=== INFORMATION SUPPLIED ===
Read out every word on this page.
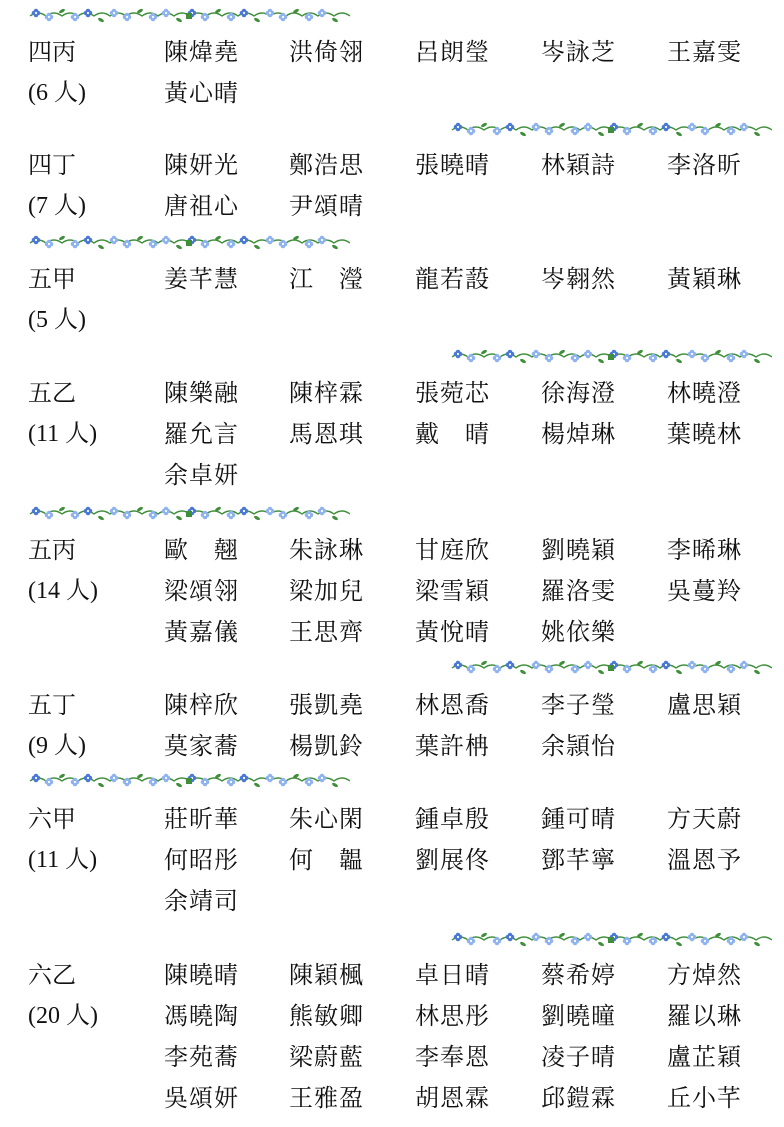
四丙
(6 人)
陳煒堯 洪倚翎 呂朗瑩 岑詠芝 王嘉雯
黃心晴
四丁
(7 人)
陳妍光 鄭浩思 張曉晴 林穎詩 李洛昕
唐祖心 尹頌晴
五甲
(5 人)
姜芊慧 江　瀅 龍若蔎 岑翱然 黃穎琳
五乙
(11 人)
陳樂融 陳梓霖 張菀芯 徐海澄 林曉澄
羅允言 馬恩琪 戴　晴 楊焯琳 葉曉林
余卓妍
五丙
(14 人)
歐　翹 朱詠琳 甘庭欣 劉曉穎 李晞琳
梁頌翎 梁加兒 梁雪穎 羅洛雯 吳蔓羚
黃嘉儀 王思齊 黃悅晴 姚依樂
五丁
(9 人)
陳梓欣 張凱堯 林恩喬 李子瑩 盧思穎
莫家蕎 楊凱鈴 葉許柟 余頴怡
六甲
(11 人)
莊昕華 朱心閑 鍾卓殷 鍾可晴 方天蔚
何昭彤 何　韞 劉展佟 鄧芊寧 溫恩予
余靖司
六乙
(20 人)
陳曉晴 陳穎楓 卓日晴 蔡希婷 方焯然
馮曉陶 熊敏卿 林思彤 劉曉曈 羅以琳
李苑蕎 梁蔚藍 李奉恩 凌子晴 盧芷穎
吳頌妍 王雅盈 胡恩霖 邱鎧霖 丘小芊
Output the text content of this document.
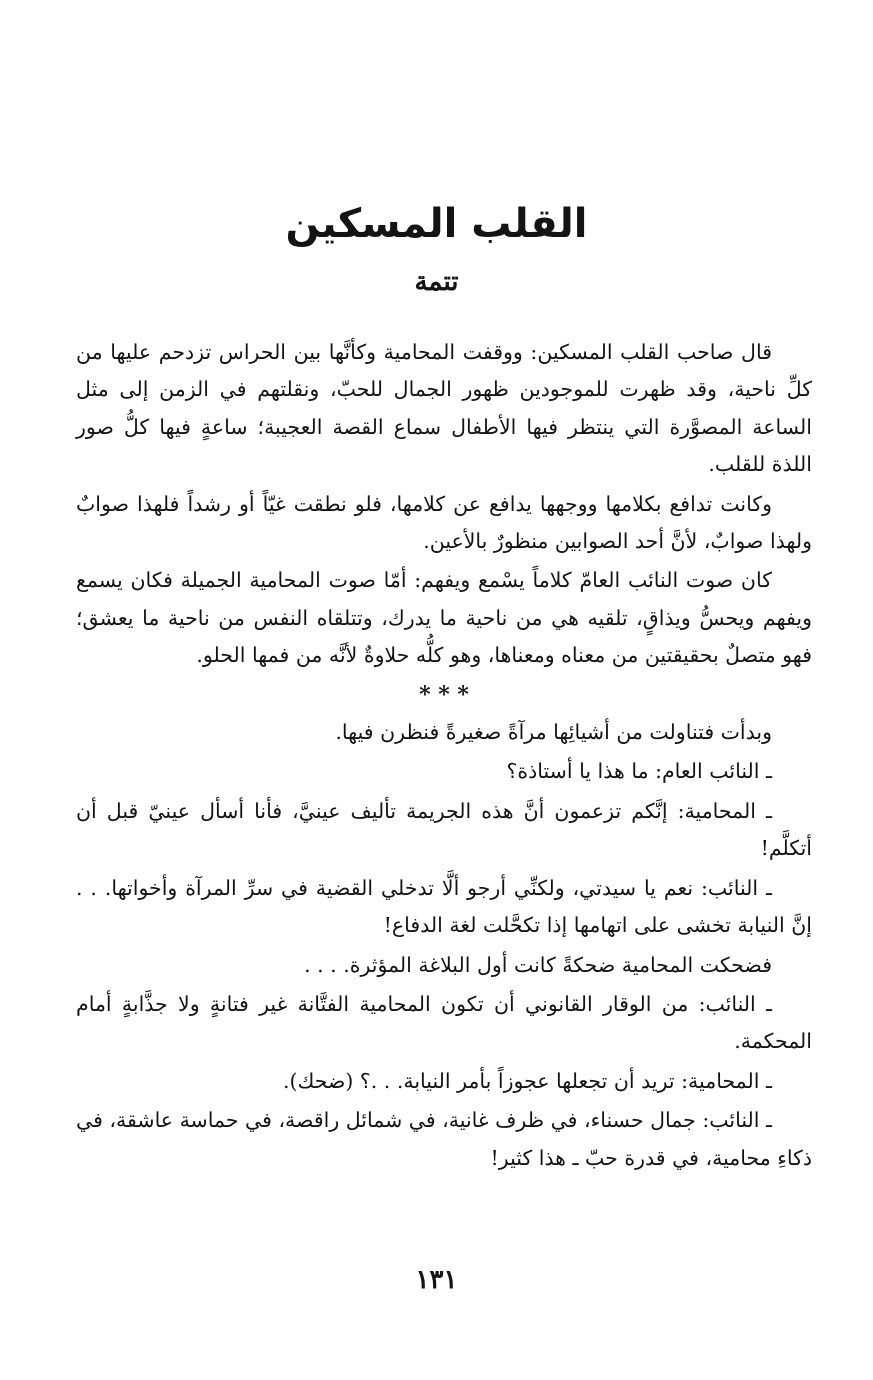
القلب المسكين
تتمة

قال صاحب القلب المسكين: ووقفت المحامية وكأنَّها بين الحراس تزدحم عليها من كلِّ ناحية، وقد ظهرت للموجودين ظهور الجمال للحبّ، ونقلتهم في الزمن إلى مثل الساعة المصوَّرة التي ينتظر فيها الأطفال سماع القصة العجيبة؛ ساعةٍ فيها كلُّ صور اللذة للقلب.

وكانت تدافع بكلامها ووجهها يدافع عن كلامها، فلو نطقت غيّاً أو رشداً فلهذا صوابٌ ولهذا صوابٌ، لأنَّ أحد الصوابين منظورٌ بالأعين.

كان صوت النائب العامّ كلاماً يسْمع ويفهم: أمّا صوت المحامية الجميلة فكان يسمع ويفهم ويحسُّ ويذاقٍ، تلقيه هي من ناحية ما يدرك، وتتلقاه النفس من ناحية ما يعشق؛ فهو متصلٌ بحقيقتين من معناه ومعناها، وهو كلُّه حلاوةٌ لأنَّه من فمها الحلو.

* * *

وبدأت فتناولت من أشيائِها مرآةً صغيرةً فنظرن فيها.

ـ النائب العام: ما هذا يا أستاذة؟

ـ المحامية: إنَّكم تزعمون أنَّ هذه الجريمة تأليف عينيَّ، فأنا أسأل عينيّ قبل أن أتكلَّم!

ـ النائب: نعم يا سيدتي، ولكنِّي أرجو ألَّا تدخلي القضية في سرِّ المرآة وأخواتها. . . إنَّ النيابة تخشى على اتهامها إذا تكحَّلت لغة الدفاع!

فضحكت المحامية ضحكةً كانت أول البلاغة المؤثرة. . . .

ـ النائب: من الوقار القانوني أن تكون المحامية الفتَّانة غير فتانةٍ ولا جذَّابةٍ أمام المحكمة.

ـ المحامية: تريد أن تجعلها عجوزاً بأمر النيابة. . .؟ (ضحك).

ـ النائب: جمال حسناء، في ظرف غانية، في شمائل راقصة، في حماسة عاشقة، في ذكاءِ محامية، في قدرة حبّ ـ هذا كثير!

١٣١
===
=== INFORMATION SUPPLIED ===
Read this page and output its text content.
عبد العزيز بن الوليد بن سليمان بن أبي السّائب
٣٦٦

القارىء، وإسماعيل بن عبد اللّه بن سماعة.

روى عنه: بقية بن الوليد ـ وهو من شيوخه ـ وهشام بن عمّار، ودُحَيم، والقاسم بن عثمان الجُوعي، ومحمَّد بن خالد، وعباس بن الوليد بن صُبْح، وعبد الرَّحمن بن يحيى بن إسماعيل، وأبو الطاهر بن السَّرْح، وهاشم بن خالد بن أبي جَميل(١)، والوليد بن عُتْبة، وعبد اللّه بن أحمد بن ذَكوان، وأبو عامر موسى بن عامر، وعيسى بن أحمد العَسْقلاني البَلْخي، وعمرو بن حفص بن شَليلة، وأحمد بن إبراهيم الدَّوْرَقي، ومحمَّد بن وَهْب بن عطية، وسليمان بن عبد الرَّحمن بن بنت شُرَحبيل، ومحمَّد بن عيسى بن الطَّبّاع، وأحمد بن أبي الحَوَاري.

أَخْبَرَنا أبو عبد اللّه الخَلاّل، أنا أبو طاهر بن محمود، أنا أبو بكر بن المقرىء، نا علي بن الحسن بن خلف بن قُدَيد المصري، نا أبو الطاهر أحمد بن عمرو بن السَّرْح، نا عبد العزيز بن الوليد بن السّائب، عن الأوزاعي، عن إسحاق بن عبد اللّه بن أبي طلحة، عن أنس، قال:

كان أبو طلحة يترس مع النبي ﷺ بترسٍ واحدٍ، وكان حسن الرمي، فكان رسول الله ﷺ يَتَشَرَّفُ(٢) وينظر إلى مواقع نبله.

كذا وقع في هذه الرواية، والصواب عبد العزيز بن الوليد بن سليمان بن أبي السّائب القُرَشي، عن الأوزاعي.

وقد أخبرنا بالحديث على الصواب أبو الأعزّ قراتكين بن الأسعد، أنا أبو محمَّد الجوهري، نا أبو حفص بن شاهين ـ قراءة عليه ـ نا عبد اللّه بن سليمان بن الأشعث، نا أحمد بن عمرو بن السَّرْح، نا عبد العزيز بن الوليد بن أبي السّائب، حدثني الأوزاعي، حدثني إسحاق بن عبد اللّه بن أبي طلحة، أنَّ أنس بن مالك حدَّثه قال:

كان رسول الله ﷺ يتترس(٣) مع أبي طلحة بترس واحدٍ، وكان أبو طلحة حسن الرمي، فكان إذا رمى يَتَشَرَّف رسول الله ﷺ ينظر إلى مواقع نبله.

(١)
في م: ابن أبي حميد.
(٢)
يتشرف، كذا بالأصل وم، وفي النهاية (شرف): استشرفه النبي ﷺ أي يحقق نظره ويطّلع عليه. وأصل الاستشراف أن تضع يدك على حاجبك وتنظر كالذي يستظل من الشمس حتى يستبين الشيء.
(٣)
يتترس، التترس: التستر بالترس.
===
=== INFORMATION SUPPLIED ===
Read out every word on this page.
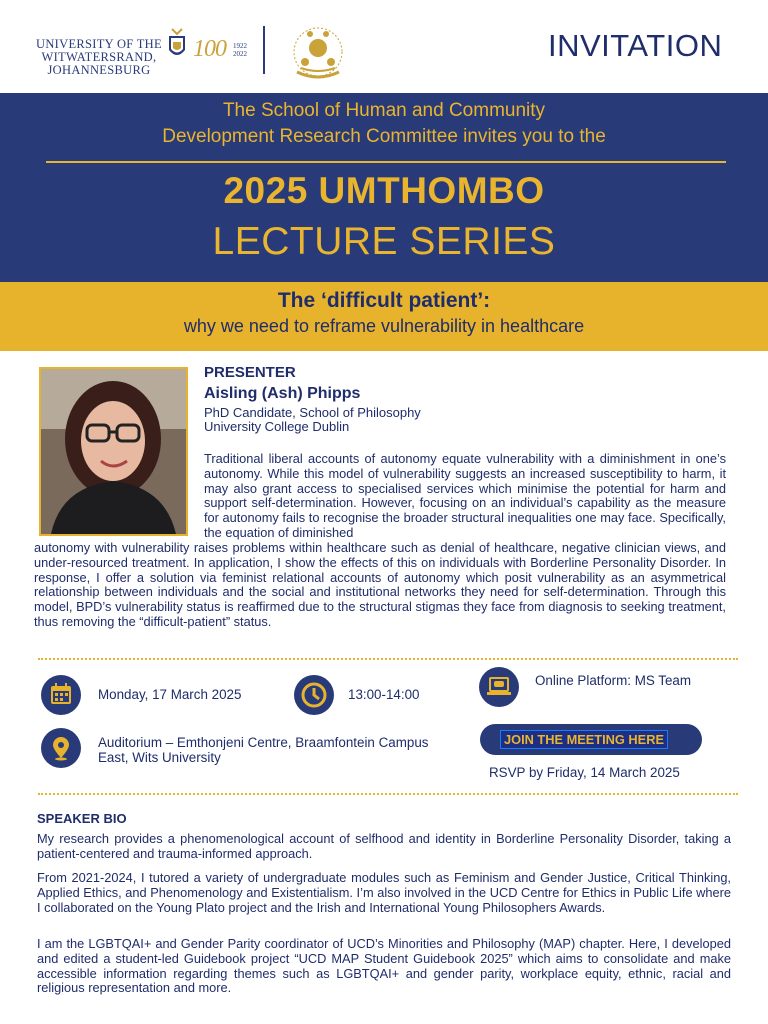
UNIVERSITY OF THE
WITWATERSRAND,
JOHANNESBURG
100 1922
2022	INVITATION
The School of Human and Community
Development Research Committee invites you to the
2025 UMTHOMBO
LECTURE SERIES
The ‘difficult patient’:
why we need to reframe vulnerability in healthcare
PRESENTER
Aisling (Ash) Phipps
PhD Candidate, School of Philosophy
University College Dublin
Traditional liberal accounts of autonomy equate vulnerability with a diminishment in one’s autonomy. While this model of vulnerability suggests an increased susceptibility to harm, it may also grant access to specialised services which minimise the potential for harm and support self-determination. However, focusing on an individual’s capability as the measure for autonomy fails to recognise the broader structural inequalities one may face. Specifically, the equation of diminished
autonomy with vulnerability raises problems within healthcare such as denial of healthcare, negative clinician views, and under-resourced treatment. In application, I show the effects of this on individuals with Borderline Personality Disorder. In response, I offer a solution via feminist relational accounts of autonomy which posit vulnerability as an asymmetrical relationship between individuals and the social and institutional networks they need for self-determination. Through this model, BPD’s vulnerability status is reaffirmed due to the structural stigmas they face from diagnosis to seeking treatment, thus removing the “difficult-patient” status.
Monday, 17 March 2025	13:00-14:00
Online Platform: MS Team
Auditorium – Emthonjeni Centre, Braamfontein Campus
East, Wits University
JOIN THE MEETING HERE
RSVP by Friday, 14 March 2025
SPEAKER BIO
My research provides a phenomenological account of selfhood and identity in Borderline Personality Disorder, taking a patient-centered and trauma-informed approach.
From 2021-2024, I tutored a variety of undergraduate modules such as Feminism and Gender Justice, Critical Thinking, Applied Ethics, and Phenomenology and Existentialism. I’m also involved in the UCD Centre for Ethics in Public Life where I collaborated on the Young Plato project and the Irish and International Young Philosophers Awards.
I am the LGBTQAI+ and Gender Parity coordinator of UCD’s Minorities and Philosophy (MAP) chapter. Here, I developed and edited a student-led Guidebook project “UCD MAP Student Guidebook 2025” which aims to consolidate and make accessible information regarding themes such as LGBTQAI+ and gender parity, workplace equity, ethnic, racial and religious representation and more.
===
WHAT TO PRODUCE:
List every line above containing the word "project".

RESULT BELOW:
From 2021-2024, I tutored a variety of undergraduate modules such as Feminism and Gender Justice, Critical Thinking, Applied Ethics, and Phenomenology and Existentialism. I’m also involved in the UCD Centre for Ethics in Public Life where I collaborated on the Young Plato project and the Irish and International Young Philosophers Awards.
I am the LGBTQAI+ and Gender Parity coordinator of UCD’s Minorities and Philosophy (MAP) chapter. Here, I developed and edited a student-led Guidebook project “UCD MAP Student Guidebook 2025” which aims to consolidate and make accessible information regarding themes such as LGBTQAI+ and gender parity, workplace equity, ethnic, racial and religious representation and more.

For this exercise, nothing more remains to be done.